◆ What you are asked to do ◆
Count how many lines in this material contain "Обеспечение". The answer is that number alone.

◆ Records from a dataset ◆

--------------------------------

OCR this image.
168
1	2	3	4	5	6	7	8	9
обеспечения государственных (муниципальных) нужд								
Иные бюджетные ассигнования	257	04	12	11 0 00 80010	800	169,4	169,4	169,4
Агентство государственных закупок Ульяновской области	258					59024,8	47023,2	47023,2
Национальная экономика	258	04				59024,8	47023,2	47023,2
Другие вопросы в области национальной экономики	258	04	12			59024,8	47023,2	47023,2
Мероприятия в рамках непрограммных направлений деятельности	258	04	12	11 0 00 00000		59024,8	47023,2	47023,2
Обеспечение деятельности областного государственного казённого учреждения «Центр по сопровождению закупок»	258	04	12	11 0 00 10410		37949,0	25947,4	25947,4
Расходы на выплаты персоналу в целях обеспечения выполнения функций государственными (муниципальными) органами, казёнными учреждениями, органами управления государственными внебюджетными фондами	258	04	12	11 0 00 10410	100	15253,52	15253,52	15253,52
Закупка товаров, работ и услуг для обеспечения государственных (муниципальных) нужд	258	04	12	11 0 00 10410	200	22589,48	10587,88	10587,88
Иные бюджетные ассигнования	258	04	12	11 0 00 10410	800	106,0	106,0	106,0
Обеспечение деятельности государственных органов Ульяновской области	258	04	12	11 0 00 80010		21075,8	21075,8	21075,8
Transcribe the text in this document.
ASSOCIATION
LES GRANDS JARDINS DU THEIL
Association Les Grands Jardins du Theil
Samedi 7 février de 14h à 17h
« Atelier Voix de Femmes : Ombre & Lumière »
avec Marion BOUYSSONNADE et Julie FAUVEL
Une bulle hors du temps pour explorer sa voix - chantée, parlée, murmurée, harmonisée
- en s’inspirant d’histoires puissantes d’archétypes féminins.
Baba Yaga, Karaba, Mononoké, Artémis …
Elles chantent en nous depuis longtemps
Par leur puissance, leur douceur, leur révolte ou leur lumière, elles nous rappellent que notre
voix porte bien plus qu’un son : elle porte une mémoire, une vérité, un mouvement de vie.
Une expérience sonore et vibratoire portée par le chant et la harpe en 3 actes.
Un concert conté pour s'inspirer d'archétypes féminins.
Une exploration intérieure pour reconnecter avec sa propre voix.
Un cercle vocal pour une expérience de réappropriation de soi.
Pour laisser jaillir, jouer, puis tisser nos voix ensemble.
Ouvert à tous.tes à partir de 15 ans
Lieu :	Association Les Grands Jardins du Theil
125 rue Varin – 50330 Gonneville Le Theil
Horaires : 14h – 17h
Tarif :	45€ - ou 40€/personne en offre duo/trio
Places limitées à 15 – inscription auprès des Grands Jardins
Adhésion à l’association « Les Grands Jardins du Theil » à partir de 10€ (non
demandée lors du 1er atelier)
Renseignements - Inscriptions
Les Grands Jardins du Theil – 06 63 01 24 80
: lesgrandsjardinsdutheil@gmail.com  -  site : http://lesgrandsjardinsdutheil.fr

--------------------------------

◆ Output for this task ◆
2